EXERCISE GOAL »
Read the records and gather each line that includes "Bahr".

EXTRACTED MATERIAL »
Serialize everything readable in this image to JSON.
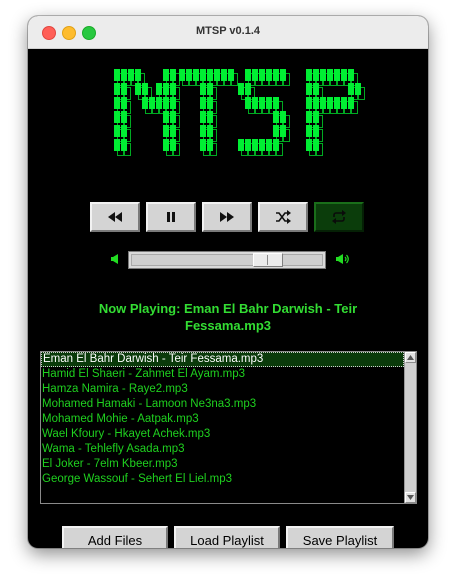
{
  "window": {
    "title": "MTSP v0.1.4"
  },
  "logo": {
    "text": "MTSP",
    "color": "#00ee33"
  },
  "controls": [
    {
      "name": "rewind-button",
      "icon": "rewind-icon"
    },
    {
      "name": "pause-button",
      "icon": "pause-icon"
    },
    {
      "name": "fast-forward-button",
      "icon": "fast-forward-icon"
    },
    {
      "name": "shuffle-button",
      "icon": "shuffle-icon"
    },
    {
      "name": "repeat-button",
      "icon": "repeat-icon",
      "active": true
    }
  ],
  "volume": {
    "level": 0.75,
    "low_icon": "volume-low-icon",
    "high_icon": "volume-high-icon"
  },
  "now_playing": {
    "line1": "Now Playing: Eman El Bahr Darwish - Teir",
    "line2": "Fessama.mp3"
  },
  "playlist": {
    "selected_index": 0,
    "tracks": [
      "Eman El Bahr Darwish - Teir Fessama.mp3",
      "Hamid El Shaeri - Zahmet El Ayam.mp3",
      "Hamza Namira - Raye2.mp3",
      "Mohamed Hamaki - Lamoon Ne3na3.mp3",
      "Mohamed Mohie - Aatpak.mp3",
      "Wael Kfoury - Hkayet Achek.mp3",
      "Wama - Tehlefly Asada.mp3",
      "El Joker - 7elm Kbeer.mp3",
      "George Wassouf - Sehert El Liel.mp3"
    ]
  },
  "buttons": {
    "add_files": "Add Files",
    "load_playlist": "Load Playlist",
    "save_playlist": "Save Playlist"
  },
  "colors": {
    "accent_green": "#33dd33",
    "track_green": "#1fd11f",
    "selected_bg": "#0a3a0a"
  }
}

...

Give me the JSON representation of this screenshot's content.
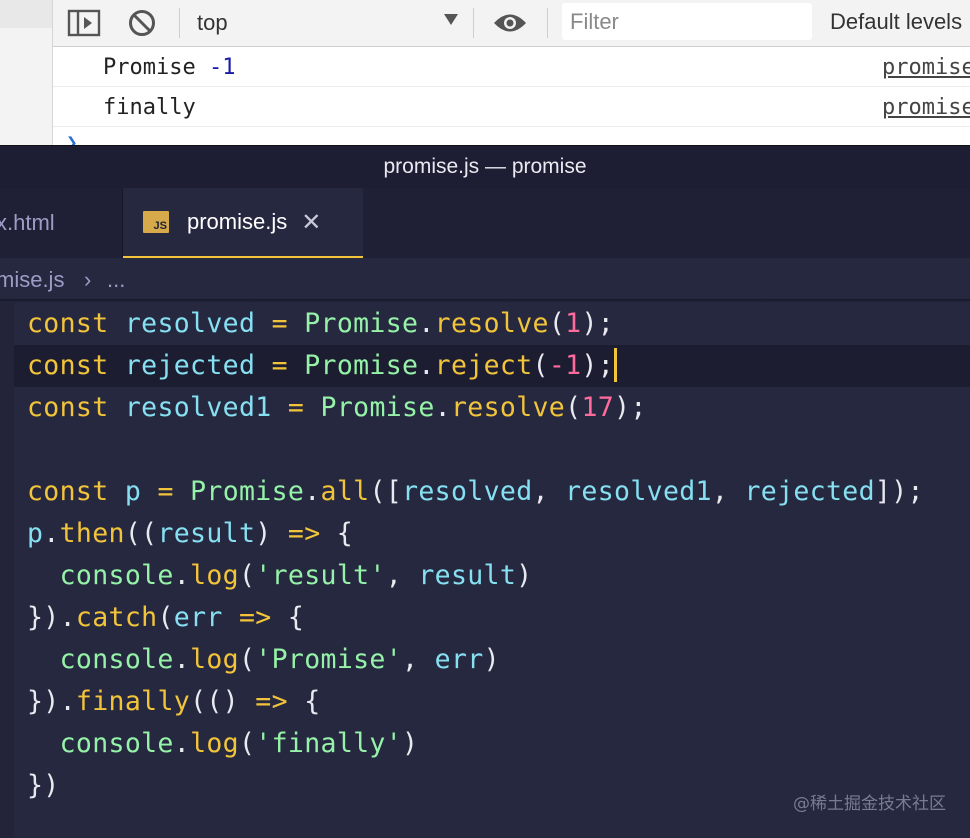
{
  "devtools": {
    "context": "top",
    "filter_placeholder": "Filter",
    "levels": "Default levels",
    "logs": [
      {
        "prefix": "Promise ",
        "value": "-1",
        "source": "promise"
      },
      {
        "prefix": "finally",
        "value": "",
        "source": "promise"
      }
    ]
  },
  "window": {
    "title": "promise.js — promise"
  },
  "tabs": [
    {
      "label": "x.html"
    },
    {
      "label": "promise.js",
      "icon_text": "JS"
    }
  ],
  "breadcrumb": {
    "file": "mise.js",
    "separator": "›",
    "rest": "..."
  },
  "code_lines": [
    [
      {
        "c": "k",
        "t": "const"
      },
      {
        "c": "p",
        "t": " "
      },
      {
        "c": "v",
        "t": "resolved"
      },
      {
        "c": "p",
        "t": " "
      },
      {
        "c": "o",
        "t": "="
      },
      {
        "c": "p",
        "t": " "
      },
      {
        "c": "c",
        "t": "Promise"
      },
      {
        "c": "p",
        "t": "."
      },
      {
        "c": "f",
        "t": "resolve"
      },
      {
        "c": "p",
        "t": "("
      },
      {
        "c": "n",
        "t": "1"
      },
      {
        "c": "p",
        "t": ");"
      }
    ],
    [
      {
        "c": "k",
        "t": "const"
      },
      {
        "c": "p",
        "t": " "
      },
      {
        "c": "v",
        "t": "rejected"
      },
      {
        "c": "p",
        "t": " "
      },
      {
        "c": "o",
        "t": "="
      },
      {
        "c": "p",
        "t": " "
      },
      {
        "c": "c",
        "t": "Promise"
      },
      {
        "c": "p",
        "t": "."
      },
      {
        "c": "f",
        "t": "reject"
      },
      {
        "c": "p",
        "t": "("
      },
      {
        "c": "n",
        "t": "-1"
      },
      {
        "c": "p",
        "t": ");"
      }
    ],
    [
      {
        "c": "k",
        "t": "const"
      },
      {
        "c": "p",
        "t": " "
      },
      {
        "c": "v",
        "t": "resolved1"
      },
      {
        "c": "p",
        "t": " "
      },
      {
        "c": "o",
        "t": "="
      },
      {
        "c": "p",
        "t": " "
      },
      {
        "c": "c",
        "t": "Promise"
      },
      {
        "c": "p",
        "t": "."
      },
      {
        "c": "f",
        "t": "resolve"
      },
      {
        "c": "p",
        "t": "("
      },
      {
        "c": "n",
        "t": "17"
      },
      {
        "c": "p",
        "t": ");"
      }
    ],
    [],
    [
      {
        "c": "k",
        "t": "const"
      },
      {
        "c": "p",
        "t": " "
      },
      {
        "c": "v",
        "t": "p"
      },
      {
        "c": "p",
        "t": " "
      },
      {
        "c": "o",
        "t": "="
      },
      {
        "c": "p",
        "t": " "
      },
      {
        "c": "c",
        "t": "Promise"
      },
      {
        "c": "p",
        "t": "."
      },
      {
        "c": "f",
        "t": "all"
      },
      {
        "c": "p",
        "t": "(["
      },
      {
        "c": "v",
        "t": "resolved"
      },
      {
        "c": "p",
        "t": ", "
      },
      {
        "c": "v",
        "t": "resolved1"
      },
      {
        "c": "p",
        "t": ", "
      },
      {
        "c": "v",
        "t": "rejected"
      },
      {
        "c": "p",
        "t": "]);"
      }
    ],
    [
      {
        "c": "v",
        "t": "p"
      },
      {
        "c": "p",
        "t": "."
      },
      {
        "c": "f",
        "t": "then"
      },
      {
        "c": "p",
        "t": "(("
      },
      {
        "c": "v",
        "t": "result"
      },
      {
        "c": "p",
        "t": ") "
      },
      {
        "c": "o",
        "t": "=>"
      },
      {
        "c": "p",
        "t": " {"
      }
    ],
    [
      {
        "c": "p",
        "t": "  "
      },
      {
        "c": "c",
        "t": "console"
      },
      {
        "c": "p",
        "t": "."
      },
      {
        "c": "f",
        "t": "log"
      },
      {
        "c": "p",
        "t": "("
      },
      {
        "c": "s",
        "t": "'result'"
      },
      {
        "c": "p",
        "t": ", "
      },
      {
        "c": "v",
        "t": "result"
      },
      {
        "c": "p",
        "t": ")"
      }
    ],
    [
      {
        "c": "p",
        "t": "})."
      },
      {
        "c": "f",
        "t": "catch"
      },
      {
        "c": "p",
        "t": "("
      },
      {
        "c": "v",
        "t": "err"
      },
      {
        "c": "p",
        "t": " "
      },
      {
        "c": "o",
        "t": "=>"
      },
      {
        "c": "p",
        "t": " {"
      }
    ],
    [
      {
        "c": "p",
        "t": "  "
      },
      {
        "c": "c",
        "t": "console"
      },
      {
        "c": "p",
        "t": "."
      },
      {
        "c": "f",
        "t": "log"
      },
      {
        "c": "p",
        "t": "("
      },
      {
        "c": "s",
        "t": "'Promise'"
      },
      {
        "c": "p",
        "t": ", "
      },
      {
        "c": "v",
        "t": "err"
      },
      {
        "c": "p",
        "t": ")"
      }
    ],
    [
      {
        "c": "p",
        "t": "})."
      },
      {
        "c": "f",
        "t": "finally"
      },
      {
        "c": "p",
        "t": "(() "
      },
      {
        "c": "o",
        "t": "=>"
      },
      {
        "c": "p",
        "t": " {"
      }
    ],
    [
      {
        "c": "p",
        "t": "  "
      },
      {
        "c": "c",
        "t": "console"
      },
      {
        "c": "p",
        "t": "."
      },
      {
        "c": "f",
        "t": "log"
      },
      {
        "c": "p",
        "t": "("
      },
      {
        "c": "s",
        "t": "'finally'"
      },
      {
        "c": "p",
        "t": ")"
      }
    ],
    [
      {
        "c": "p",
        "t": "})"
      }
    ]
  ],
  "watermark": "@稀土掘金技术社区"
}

EXPECTED ANSWER »
    "line1": "Now Playing: Eman El Bahr Darwish - Teir",
      "Eman El Bahr Darwish - Teir Fessama.mp3",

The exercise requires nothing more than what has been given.